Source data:
+---+

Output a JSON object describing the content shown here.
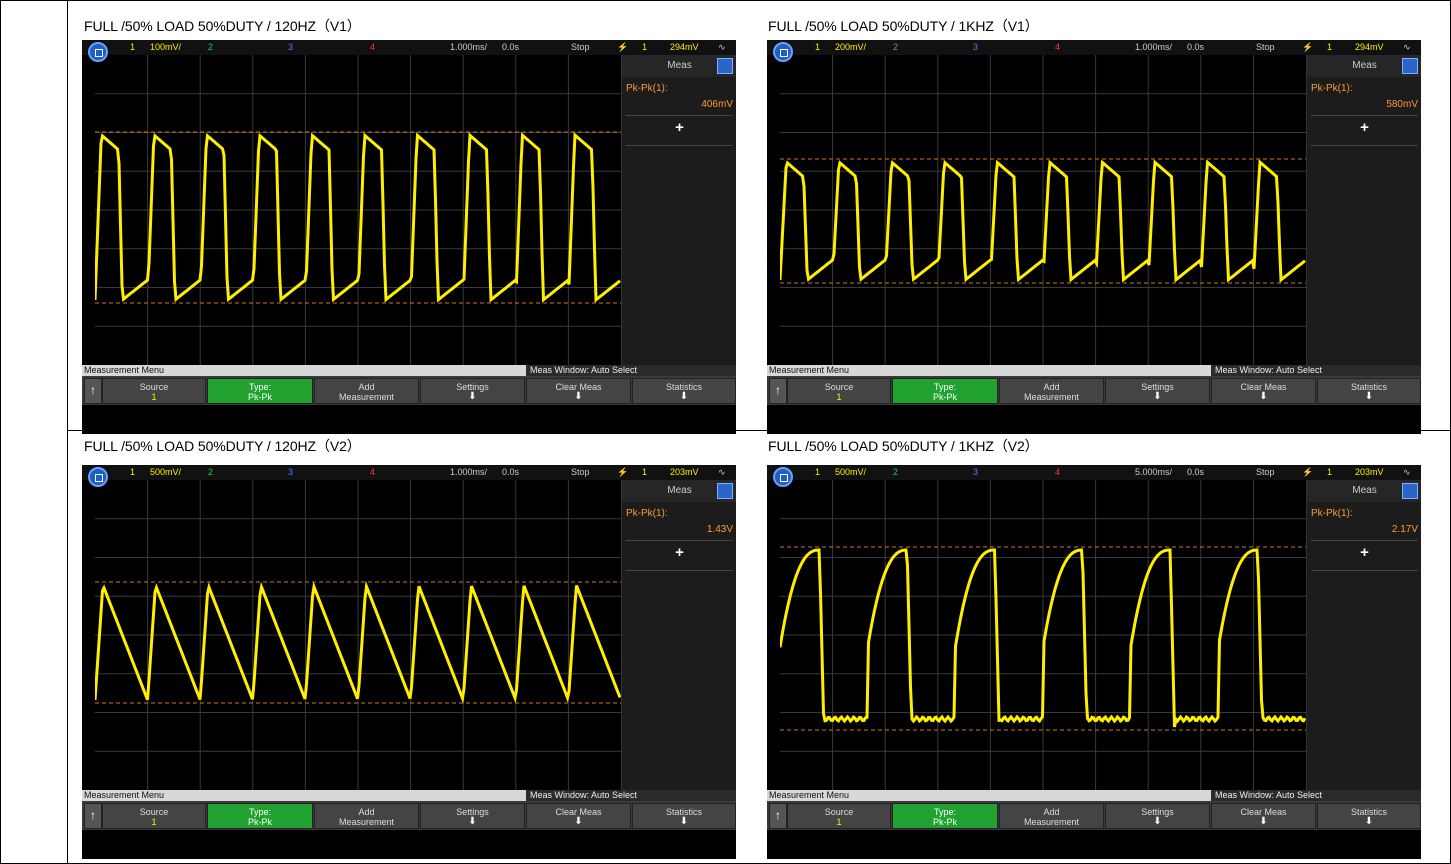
{
  "panels": [
    {
      "title": "FULL /50% LOAD 50%DUTY / 120HZ（V1）",
      "ch1_scale": "100mV/",
      "timebase": "1.000ms/",
      "delay": "0.0s",
      "run_state": "Stop",
      "trigger_ch": "1",
      "trigger_level": "294mV",
      "meas_label": "Pk-Pk(1):",
      "meas_value": "406mV"
    },
    {
      "title": "FULL /50% LOAD 50%DUTY / 1KHZ（V1）",
      "ch1_scale": "200mV/",
      "timebase": "1.000ms/",
      "delay": "0.0s",
      "run_state": "Stop",
      "trigger_ch": "1",
      "trigger_level": "294mV",
      "meas_label": "Pk-Pk(1):",
      "meas_value": "580mV"
    },
    {
      "title": "FULL /50% LOAD 50%DUTY / 120HZ（V2）",
      "ch1_scale": "500mV/",
      "timebase": "1.000ms/",
      "delay": "0.0s",
      "run_state": "Stop",
      "trigger_ch": "1",
      "trigger_level": "203mV",
      "meas_label": "Pk-Pk(1):",
      "meas_value": "1.43V"
    },
    {
      "title": "FULL /50% LOAD 50%DUTY / 1KHZ（V2）",
      "ch1_scale": "500mV/",
      "timebase": "5.000ms/",
      "delay": "0.0s",
      "run_state": "Stop",
      "trigger_ch": "1",
      "trigger_level": "203mV",
      "meas_label": "Pk-Pk(1):",
      "meas_value": "2.17V"
    }
  ],
  "common": {
    "ch1": "1",
    "ch2": "2",
    "ch3": "3",
    "ch4": "4",
    "meas_title": "Meas",
    "menu_title": "Measurement Menu",
    "meas_window": "Meas Window: Auto Select",
    "softkeys": {
      "source": "Source",
      "source_val": "1",
      "type": "Type:",
      "type_val": "Pk-Pk",
      "add": "Add",
      "add_sub": "Measurement",
      "settings": "Settings",
      "clear": "Clear Meas",
      "statistics": "Statistics"
    }
  },
  "colors": {
    "trace": "#ffee00",
    "cursor": "#cc7722",
    "grid": "#3a3a3a",
    "menu_green": "#21a12f"
  }
}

+---+

What the task asks:
Transcribe the full listing above exactly as it stands, minus the pictures.

Exercise result:
Output a JSON object describing the content shown here.
{
  "panels": [
    {
      "title": "FULL /50% LOAD 50%DUTY / 120HZ（V1）",
      "ch1_scale": "100mV/",
      "timebase": "1.000ms/",
      "delay": "0.0s",
      "run_state": "Stop",
      "trigger_ch": "1",
      "trigger_level": "294mV",
      "meas_label": "Pk-Pk(1):",
      "meas_value": "406mV"
    },
    {
      "title": "FULL /50% LOAD 50%DUTY / 1KHZ（V1）",
      "ch1_scale": "200mV/",
      "timebase": "1.000ms/",
      "delay": "0.0s",
      "run_state": "Stop",
      "trigger_ch": "1",
      "trigger_level": "294mV",
      "meas_label": "Pk-Pk(1):",
      "meas_value": "580mV"
    },
    {
      "title": "FULL /50% LOAD 50%DUTY / 120HZ（V2）",
      "ch1_scale": "500mV/",
      "timebase": "1.000ms/",
      "delay": "0.0s",
      "run_state": "Stop",
      "trigger_ch": "1",
      "trigger_level": "203mV",
      "meas_label": "Pk-Pk(1):",
      "meas_value": "1.43V"
    },
    {
      "title": "FULL /50% LOAD 50%DUTY / 1KHZ（V2）",
      "ch1_scale": "500mV/",
      "timebase": "5.000ms/",
      "delay": "0.0s",
      "run_state": "Stop",
      "trigger_ch": "1",
      "trigger_level": "203mV",
      "meas_label": "Pk-Pk(1):",
      "meas_value": "2.17V"
    }
  ],
  "common": {
    "ch1": "1",
    "ch2": "2",
    "ch3": "3",
    "ch4": "4",
    "meas_title": "Meas",
    "menu_title": "Measurement Menu",
    "meas_window": "Meas Window: Auto Select",
    "softkeys": {
      "source": "Source",
      "source_val": "1",
      "type": "Type:",
      "type_val": "Pk-Pk",
      "add": "Add",
      "add_sub": "Measurement",
      "settings": "Settings",
      "clear": "Clear Meas",
      "statistics": "Statistics"
    }
  },
  "colors": {
    "trace": "#ffee00",
    "cursor": "#cc7722",
    "grid": "#3a3a3a",
    "menu_green": "#21a12f"
  }
}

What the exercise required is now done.